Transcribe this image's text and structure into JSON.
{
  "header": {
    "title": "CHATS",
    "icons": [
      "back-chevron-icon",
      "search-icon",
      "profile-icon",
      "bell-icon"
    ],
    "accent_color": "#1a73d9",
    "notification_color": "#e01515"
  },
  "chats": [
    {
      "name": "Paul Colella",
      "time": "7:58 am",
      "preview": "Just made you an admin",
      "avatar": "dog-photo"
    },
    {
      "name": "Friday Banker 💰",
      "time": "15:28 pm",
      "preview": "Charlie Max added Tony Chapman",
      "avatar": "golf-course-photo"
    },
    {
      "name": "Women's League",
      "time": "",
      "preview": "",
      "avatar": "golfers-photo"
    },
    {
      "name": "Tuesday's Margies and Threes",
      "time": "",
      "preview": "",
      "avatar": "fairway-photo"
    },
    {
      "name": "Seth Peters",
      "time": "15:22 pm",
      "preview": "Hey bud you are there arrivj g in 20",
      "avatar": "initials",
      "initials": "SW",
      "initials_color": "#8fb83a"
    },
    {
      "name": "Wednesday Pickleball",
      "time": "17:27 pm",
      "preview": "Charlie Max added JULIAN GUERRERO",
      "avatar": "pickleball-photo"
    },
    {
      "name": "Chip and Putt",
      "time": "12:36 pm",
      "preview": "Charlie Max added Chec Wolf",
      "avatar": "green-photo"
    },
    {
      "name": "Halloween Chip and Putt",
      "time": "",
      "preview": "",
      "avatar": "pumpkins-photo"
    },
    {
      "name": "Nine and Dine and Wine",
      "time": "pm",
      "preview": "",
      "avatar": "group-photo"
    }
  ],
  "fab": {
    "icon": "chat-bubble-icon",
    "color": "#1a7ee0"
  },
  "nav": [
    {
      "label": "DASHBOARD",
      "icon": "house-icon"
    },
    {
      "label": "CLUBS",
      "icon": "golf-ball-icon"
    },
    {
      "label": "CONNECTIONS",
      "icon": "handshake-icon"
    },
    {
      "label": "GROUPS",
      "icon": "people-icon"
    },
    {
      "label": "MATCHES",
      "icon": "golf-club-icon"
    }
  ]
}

*INSTRUCTIONS FOR THE TASK*:
Track down every line of the material containing the string "time", and copy it.

*EXERCISE RESPONSE*:
      "time": "7:58 am",
      "time": "15:28 pm",
      "time": "",
      "time": "",
      "time": "15:22 pm",
      "time": "17:27 pm",
      "time": "12:36 pm",
      "time": "",
      "time": "pm",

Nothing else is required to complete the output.